>> start Excerpted data

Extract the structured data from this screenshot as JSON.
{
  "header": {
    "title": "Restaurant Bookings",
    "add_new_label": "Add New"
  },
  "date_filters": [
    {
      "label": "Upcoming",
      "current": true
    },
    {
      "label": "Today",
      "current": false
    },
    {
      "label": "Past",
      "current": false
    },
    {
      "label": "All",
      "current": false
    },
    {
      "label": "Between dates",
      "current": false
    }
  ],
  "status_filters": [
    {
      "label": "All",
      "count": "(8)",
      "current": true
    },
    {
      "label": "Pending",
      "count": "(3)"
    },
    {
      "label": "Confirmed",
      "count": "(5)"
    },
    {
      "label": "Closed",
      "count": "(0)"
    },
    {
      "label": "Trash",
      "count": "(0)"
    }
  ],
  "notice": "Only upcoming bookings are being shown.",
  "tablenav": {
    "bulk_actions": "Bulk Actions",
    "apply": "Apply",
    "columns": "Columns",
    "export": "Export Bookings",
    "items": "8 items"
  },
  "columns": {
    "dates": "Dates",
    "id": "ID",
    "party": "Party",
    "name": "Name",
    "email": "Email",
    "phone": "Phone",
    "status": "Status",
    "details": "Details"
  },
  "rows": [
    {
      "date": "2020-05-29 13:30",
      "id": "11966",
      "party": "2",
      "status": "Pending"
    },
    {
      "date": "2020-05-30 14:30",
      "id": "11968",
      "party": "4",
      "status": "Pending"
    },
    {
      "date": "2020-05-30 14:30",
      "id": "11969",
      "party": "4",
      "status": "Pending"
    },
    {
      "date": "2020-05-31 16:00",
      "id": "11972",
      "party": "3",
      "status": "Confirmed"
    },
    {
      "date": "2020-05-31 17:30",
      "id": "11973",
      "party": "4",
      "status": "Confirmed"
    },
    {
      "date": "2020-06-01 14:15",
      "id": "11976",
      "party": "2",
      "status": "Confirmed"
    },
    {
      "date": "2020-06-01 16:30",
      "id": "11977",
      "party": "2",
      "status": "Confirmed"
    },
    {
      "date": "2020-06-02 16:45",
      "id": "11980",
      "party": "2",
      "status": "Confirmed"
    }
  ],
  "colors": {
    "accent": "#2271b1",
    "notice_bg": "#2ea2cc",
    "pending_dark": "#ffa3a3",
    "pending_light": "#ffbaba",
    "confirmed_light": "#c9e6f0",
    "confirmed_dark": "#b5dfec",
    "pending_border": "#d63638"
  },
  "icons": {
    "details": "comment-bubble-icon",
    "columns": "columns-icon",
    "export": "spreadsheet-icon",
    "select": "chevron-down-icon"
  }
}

>> end Excerpted data

§ Directions
Restate the data above word for word.

§ Complete answer
Extract the structured data from this screenshot as JSON.
{
  "header": {
    "title": "Restaurant Bookings",
    "add_new_label": "Add New"
  },
  "date_filters": [
    {
      "label": "Upcoming",
      "current": true
    },
    {
      "label": "Today",
      "current": false
    },
    {
      "label": "Past",
      "current": false
    },
    {
      "label": "All",
      "current": false
    },
    {
      "label": "Between dates",
      "current": false
    }
  ],
  "status_filters": [
    {
      "label": "All",
      "count": "(8)",
      "current": true
    },
    {
      "label": "Pending",
      "count": "(3)"
    },
    {
      "label": "Confirmed",
      "count": "(5)"
    },
    {
      "label": "Closed",
      "count": "(0)"
    },
    {
      "label": "Trash",
      "count": "(0)"
    }
  ],
  "notice": "Only upcoming bookings are being shown.",
  "tablenav": {
    "bulk_actions": "Bulk Actions",
    "apply": "Apply",
    "columns": "Columns",
    "export": "Export Bookings",
    "items": "8 items"
  },
  "columns": {
    "dates": "Dates",
    "id": "ID",
    "party": "Party",
    "name": "Name",
    "email": "Email",
    "phone": "Phone",
    "status": "Status",
    "details": "Details"
  },
  "rows": [
    {
      "date": "2020-05-29 13:30",
      "id": "11966",
      "party": "2",
      "status": "Pending"
    },
    {
      "date": "2020-05-30 14:30",
      "id": "11968",
      "party": "4",
      "status": "Pending"
    },
    {
      "date": "2020-05-30 14:30",
      "id": "11969",
      "party": "4",
      "status": "Pending"
    },
    {
      "date": "2020-05-31 16:00",
      "id": "11972",
      "party": "3",
      "status": "Confirmed"
    },
    {
      "date": "2020-05-31 17:30",
      "id": "11973",
      "party": "4",
      "status": "Confirmed"
    },
    {
      "date": "2020-06-01 14:15",
      "id": "11976",
      "party": "2",
      "status": "Confirmed"
    },
    {
      "date": "2020-06-01 16:30",
      "id": "11977",
      "party": "2",
      "status": "Confirmed"
    },
    {
      "date": "2020-06-02 16:45",
      "id": "11980",
      "party": "2",
      "status": "Confirmed"
    }
  ],
  "colors": {
    "accent": "#2271b1",
    "notice_bg": "#2ea2cc",
    "pending_dark": "#ffa3a3",
    "pending_light": "#ffbaba",
    "confirmed_light": "#c9e6f0",
    "confirmed_dark": "#b5dfec",
    "pending_border": "#d63638"
  },
  "icons": {
    "details": "comment-bubble-icon",
    "columns": "columns-icon",
    "export": "spreadsheet-icon",
    "select": "chevron-down-icon"
  }
}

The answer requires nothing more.